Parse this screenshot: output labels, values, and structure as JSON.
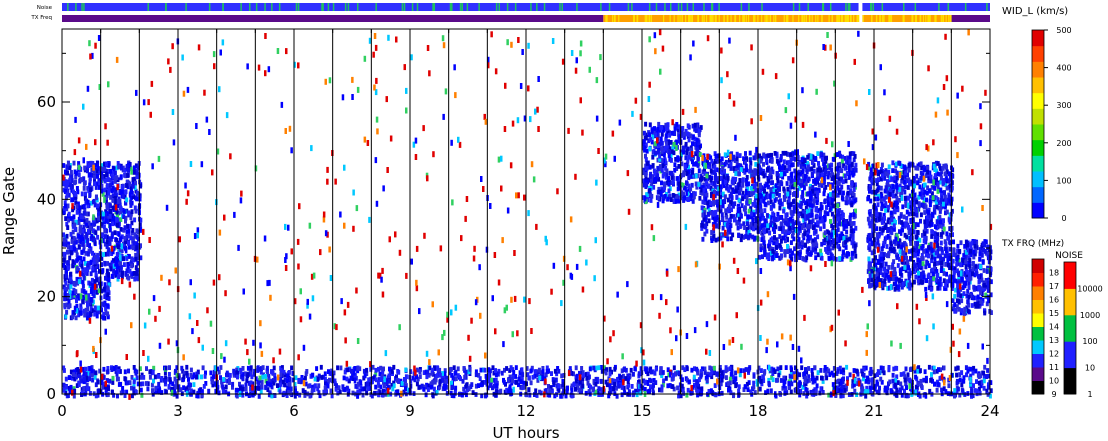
{
  "status_strips": {
    "noise_label": "Noise",
    "txfreq_label": "TX Freq"
  },
  "chart_data": {
    "type": "heatmap",
    "title": "",
    "xlabel": "UT hours",
    "ylabel": "Range Gate",
    "xlim": [
      0,
      24
    ],
    "ylim": [
      0,
      75
    ],
    "x_ticks": [
      "0",
      "3",
      "6",
      "9",
      "12",
      "15",
      "18",
      "21",
      "24"
    ],
    "y_ticks": [
      "0",
      "20",
      "40",
      "60"
    ],
    "hour_gridlines": true,
    "scan_lines_hours": [
      1.0,
      2.0,
      3.0,
      4.0,
      5.0,
      6.0,
      7.0,
      8.0,
      9.0,
      10.0,
      11.0,
      12.0,
      13.0,
      14.0,
      15.0,
      16.0,
      17.0,
      18.0,
      19.0,
      20.0,
      21.0,
      22.0,
      23.0
    ],
    "scatter_regions": [
      {
        "x": [
          0.0,
          1.2
        ],
        "gates": [
          16,
          48
        ],
        "value_kms": 60,
        "description_color": "blue"
      },
      {
        "x": [
          1.2,
          2.0
        ],
        "gates": [
          24,
          48
        ],
        "value_kms": 60,
        "description_color": "blue"
      },
      {
        "x": [
          15.0,
          16.5
        ],
        "gates": [
          40,
          56
        ],
        "value_kms": 60,
        "description_color": "blue"
      },
      {
        "x": [
          16.5,
          18.0
        ],
        "gates": [
          32,
          50
        ],
        "value_kms": 60,
        "description_color": "blue"
      },
      {
        "x": [
          18.0,
          20.5
        ],
        "gates": [
          28,
          50
        ],
        "value_kms": 60,
        "description_color": "blue"
      },
      {
        "x": [
          20.8,
          23.0
        ],
        "gates": [
          22,
          48
        ],
        "value_kms": 60,
        "description_color": "blue"
      },
      {
        "x": [
          23.0,
          24.0
        ],
        "gates": [
          17,
          32
        ],
        "value_kms": 60,
        "description_color": "blue"
      },
      {
        "x": [
          0.0,
          24.0
        ],
        "gates": [
          0,
          6
        ],
        "value_kms": 60,
        "description_color": "blue"
      }
    ],
    "width_colorbar": {
      "label": "WID_L (km/s)",
      "ticks": [
        "0",
        "100",
        "200",
        "300",
        "400",
        "500"
      ],
      "range": [
        0,
        500
      ],
      "colors": [
        "#0000ff",
        "#0066ff",
        "#00bfff",
        "#00e0a0",
        "#00d000",
        "#60e000",
        "#c0e000",
        "#ffff00",
        "#ffc000",
        "#ff8000",
        "#ff4000",
        "#e00000"
      ]
    },
    "txfreq_colorbar": {
      "label": "TX FRQ (MHz)",
      "ticks": [
        "9",
        "10",
        "11",
        "12",
        "13",
        "14",
        "15",
        "16",
        "17",
        "18"
      ],
      "colors": [
        "#000000",
        "#5a0a8a",
        "#2020ff",
        "#00c8ff",
        "#00c040",
        "#ffff00",
        "#ffc000",
        "#ff8000",
        "#ff2000",
        "#d00000"
      ]
    },
    "noise_colorbar": {
      "label": "NOISE",
      "ticks": [
        "1",
        "10",
        "100",
        "1000",
        "10000"
      ],
      "colors": [
        "#000000",
        "#2020ff",
        "#00c040",
        "#ffc000",
        "#ff0000"
      ]
    },
    "noise_strip": {
      "base_color": "#3030ff",
      "accent_color": "#20c060",
      "gap_hours": [
        20.6,
        20.7
      ]
    },
    "txfreq_strip": {
      "segments": [
        {
          "x": [
            0.0,
            14.0
          ],
          "mhz": 10,
          "color": "#5a0a8a"
        },
        {
          "x": [
            14.0,
            23.0
          ],
          "mhz": 15,
          "color": "#ffa000"
        },
        {
          "x": [
            23.0,
            24.0
          ],
          "mhz": 10,
          "color": "#5a0a8a"
        }
      ],
      "gap_hours": [
        20.6,
        20.7
      ]
    }
  }
}
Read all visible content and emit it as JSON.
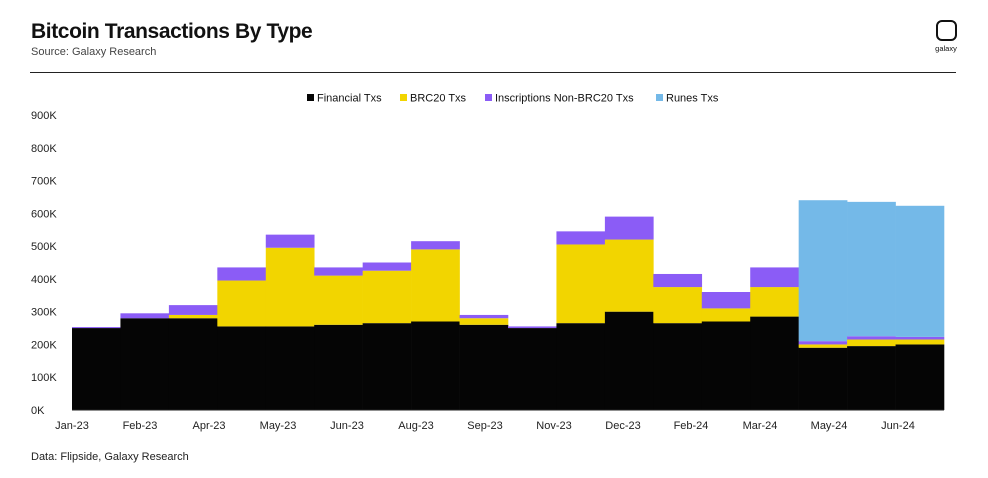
{
  "header": {
    "title": "Bitcoin Transactions By Type",
    "subtitle": "Source: Galaxy Research",
    "logo_text": "galaxy"
  },
  "footer": {
    "note": "Data: Flipside, Galaxy Research"
  },
  "colors": {
    "financial": "#050505",
    "brc20": "#f2d500",
    "inscriptions": "#8b5cf6",
    "runes": "#74b9e8"
  },
  "chart_data": {
    "type": "bar",
    "stacked": true,
    "title": "Bitcoin Transactions By Type",
    "subtitle": "Source: Galaxy Research",
    "xlabel": "",
    "ylabel": "",
    "ylim": [
      0,
      900000
    ],
    "y_ticks": [
      0,
      100000,
      200000,
      300000,
      400000,
      500000,
      600000,
      700000,
      800000,
      900000
    ],
    "y_tick_labels": [
      "0K",
      "100K",
      "200K",
      "300K",
      "400K",
      "500K",
      "600K",
      "700K",
      "800K",
      "900K"
    ],
    "x_tick_labels": [
      "Jan-23",
      "Feb-23",
      "Apr-23",
      "May-23",
      "Jun-23",
      "Aug-23",
      "Sep-23",
      "Nov-23",
      "Dec-23",
      "Feb-24",
      "Mar-24",
      "May-24",
      "Jun-24"
    ],
    "legend_position": "top-center",
    "grid": false,
    "categories": [
      "2023-01",
      "2023-02",
      "2023-03",
      "2023-04",
      "2023-05",
      "2023-06",
      "2023-07",
      "2023-08",
      "2023-09",
      "2023-10",
      "2023-11",
      "2023-12",
      "2024-01",
      "2024-02",
      "2024-03",
      "2024-04",
      "2024-05",
      "2024-06"
    ],
    "series": [
      {
        "name": "Financial Txs",
        "color": "#050505",
        "values": [
          250000,
          280000,
          280000,
          255000,
          255000,
          260000,
          265000,
          270000,
          260000,
          250000,
          265000,
          300000,
          265000,
          270000,
          285000,
          190000,
          195000,
          200000
        ]
      },
      {
        "name": "BRC20 Txs",
        "color": "#f2d500",
        "values": [
          0,
          0,
          10000,
          140000,
          240000,
          150000,
          160000,
          220000,
          20000,
          0,
          240000,
          220000,
          110000,
          40000,
          90000,
          10000,
          20000,
          15000
        ]
      },
      {
        "name": "Inscriptions Non-BRC20 Txs",
        "color": "#8b5cf6",
        "values": [
          3000,
          15000,
          30000,
          40000,
          40000,
          25000,
          25000,
          25000,
          10000,
          5000,
          40000,
          70000,
          40000,
          50000,
          60000,
          10000,
          10000,
          8000
        ]
      },
      {
        "name": "Runes Txs",
        "color": "#74b9e8",
        "values": [
          0,
          0,
          0,
          0,
          0,
          0,
          0,
          0,
          0,
          0,
          0,
          0,
          0,
          0,
          0,
          430000,
          410000,
          400000
        ]
      }
    ]
  }
}
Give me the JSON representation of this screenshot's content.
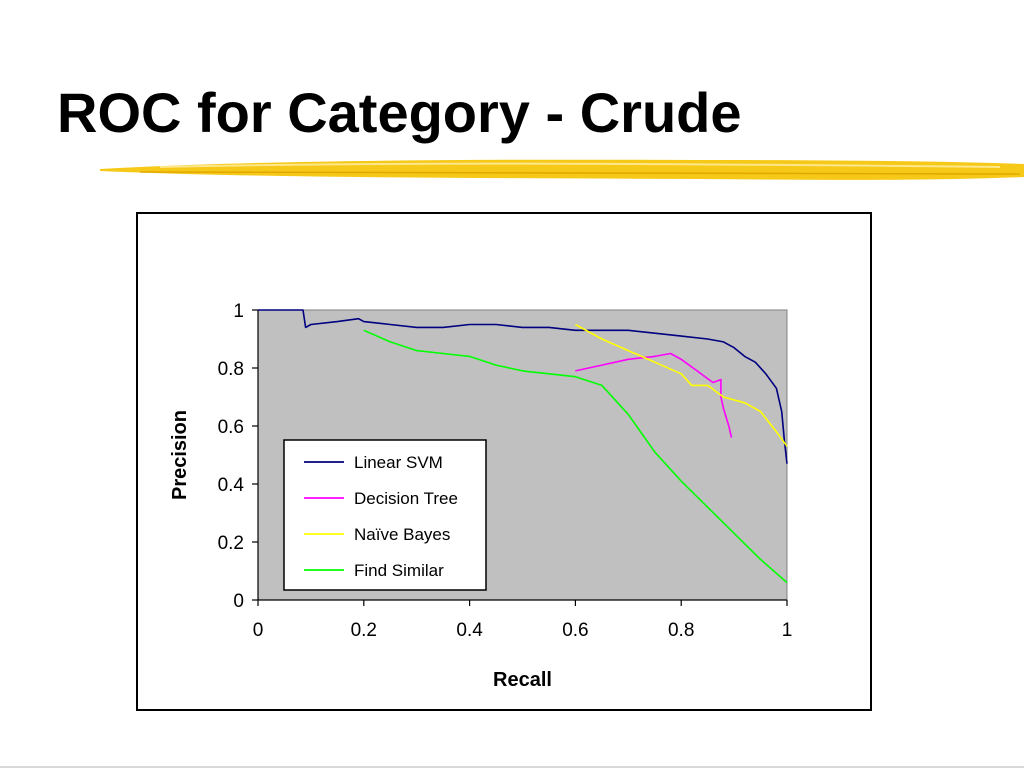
{
  "slide": {
    "title": "ROC for Category - Crude",
    "accent_color": "#f6c817"
  },
  "chart_data": {
    "type": "line",
    "xlabel": "Recall",
    "ylabel": "Precision",
    "xlim": [
      0,
      1
    ],
    "ylim": [
      0,
      1
    ],
    "xticks": [
      0,
      0.2,
      0.4,
      0.6,
      0.8,
      1
    ],
    "xtick_labels": [
      "0",
      "0.2",
      "0.4",
      "0.6",
      "0.8",
      "1"
    ],
    "yticks": [
      0,
      0.2,
      0.4,
      0.6,
      0.8,
      1
    ],
    "ytick_labels": [
      "0",
      "0.2",
      "0.4",
      "0.6",
      "0.8",
      "1"
    ],
    "plot_background": "#c0c0c0",
    "grid": false,
    "legend_position": "inside-lower-left",
    "series": [
      {
        "name": "Linear SVM",
        "color": "#000080",
        "points": [
          [
            0,
            1.0
          ],
          [
            0.085,
            1.0
          ],
          [
            0.09,
            0.94
          ],
          [
            0.1,
            0.95
          ],
          [
            0.15,
            0.96
          ],
          [
            0.19,
            0.97
          ],
          [
            0.2,
            0.96
          ],
          [
            0.25,
            0.95
          ],
          [
            0.3,
            0.94
          ],
          [
            0.35,
            0.94
          ],
          [
            0.4,
            0.95
          ],
          [
            0.45,
            0.95
          ],
          [
            0.5,
            0.94
          ],
          [
            0.55,
            0.94
          ],
          [
            0.6,
            0.93
          ],
          [
            0.65,
            0.93
          ],
          [
            0.7,
            0.93
          ],
          [
            0.75,
            0.92
          ],
          [
            0.8,
            0.91
          ],
          [
            0.85,
            0.9
          ],
          [
            0.88,
            0.89
          ],
          [
            0.9,
            0.87
          ],
          [
            0.92,
            0.84
          ],
          [
            0.94,
            0.82
          ],
          [
            0.96,
            0.78
          ],
          [
            0.98,
            0.73
          ],
          [
            0.99,
            0.65
          ],
          [
            0.995,
            0.55
          ],
          [
            1.0,
            0.47
          ]
        ]
      },
      {
        "name": "Decision Tree",
        "color": "#ff00ff",
        "points": [
          [
            0.6,
            0.79
          ],
          [
            0.65,
            0.81
          ],
          [
            0.7,
            0.83
          ],
          [
            0.75,
            0.84
          ],
          [
            0.78,
            0.85
          ],
          [
            0.8,
            0.83
          ],
          [
            0.83,
            0.79
          ],
          [
            0.86,
            0.75
          ],
          [
            0.875,
            0.76
          ],
          [
            0.875,
            0.7
          ],
          [
            0.88,
            0.66
          ],
          [
            0.89,
            0.6
          ],
          [
            0.895,
            0.56
          ]
        ]
      },
      {
        "name": "Naïve Bayes",
        "color": "#ffff00",
        "points": [
          [
            0.6,
            0.95
          ],
          [
            0.65,
            0.9
          ],
          [
            0.7,
            0.86
          ],
          [
            0.75,
            0.82
          ],
          [
            0.8,
            0.78
          ],
          [
            0.82,
            0.74
          ],
          [
            0.85,
            0.74
          ],
          [
            0.88,
            0.7
          ],
          [
            0.92,
            0.68
          ],
          [
            0.95,
            0.65
          ],
          [
            0.98,
            0.58
          ],
          [
            1.0,
            0.53
          ]
        ]
      },
      {
        "name": "Find Similar",
        "color": "#00ff00",
        "points": [
          [
            0.2,
            0.93
          ],
          [
            0.25,
            0.89
          ],
          [
            0.3,
            0.86
          ],
          [
            0.35,
            0.85
          ],
          [
            0.4,
            0.84
          ],
          [
            0.45,
            0.81
          ],
          [
            0.5,
            0.79
          ],
          [
            0.55,
            0.78
          ],
          [
            0.6,
            0.77
          ],
          [
            0.65,
            0.74
          ],
          [
            0.7,
            0.64
          ],
          [
            0.75,
            0.51
          ],
          [
            0.8,
            0.41
          ],
          [
            0.85,
            0.32
          ],
          [
            0.9,
            0.23
          ],
          [
            0.95,
            0.14
          ],
          [
            1.0,
            0.06
          ]
        ]
      }
    ]
  }
}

::::::

» **Task requirements**
Collect the complete line wherever the string "name" appears in the records.

» **Response**
        "name": "Financial Txs",
        "name": "BRC20 Txs",
        "name": "Inscriptions Non-BRC20 Txs",
        "name": "Runes Txs",
        "name": "Linear SVM",
        "name": "Decision Tree",
        "name": "Naïve Bayes",
        "name": "Find Similar",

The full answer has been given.